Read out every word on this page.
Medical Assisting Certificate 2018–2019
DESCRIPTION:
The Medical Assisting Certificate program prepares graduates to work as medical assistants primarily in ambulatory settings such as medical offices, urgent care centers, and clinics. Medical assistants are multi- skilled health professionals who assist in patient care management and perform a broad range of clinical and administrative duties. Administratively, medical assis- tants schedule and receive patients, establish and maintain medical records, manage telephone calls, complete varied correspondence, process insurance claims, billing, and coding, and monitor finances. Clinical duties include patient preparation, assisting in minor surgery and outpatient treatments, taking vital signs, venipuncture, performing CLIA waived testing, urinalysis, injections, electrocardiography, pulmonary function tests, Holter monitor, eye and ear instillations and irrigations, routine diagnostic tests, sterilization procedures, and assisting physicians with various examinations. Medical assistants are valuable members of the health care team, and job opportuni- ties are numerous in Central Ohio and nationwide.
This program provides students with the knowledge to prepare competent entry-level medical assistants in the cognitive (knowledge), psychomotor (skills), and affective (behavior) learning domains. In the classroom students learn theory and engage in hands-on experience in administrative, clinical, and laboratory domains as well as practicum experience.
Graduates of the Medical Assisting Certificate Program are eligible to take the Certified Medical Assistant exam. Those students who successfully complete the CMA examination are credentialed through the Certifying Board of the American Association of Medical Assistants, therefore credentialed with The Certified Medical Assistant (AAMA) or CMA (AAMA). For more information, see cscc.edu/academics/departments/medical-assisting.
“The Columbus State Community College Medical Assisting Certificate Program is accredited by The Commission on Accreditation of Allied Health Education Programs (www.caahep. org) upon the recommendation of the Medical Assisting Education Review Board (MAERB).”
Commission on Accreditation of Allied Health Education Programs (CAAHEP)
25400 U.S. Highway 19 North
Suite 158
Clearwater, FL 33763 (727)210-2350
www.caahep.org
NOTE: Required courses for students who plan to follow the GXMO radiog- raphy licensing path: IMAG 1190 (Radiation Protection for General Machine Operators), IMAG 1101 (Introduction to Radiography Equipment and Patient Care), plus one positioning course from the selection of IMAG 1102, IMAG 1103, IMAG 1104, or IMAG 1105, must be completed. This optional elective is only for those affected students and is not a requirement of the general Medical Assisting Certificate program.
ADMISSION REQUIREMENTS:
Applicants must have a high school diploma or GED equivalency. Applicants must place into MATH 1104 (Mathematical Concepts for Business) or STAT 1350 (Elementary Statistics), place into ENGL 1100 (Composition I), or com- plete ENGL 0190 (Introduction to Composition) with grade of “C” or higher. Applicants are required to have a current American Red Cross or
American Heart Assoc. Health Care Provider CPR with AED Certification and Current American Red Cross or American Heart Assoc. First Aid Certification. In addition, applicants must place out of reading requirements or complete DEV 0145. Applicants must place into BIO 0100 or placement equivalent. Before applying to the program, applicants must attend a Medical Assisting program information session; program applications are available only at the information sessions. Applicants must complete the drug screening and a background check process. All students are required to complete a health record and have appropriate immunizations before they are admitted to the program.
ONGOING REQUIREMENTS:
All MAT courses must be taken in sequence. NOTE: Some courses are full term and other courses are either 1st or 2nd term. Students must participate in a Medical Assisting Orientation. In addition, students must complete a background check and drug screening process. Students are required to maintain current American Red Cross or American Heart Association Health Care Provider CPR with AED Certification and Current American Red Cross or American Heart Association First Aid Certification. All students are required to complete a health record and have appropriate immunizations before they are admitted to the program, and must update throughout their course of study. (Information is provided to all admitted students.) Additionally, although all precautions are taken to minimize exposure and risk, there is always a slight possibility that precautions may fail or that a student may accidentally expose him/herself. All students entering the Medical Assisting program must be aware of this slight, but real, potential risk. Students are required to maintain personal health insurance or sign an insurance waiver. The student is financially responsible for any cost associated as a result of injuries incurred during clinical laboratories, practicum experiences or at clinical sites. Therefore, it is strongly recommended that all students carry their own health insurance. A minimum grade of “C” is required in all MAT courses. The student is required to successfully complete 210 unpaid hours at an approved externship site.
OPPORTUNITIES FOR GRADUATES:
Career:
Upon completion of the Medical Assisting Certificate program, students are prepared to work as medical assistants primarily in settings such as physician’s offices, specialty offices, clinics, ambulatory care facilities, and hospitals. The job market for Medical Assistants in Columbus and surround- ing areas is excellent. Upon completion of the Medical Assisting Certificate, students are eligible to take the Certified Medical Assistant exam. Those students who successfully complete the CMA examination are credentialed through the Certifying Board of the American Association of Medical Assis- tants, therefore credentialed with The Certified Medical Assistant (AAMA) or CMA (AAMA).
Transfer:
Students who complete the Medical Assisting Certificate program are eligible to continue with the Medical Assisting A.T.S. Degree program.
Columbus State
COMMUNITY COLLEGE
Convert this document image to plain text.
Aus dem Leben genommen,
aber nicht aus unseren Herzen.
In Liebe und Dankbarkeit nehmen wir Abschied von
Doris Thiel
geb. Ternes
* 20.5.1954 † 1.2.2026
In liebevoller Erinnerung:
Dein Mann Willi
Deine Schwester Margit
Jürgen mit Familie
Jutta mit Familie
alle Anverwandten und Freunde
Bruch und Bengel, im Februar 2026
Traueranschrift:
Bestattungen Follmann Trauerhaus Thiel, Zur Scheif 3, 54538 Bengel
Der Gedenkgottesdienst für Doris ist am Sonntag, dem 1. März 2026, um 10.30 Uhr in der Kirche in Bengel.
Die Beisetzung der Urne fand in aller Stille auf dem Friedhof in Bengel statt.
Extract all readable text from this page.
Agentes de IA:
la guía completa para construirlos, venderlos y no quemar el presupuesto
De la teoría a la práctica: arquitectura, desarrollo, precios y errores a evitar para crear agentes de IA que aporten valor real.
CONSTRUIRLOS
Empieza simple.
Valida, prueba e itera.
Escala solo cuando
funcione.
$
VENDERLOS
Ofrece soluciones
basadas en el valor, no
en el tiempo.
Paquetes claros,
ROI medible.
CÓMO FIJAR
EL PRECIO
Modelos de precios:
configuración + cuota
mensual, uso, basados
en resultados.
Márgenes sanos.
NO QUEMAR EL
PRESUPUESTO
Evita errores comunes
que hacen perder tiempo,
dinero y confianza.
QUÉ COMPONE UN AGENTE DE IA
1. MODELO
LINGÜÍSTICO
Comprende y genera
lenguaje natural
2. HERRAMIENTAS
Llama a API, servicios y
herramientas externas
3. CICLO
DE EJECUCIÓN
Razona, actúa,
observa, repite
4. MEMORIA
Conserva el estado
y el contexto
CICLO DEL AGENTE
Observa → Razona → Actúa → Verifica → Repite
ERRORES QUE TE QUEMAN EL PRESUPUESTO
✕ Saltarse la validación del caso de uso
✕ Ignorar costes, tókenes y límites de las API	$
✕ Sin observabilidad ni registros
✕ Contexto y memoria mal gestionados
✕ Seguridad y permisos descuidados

## REQUIRED ACTION
Go through the entries above and copy each line holding the string "Accreditation".

## TASK OUTPUT
“The Columbus State Community College Medical Assisting Certificate Program is accredited by The Commission on Accreditation of Allied Health Education Programs (www.caahep. org) upon the recommendation of the Medical Assisting Education Review Board (MAERB).”
Commission on Accreditation of Allied Health Education Programs (CAAHEP)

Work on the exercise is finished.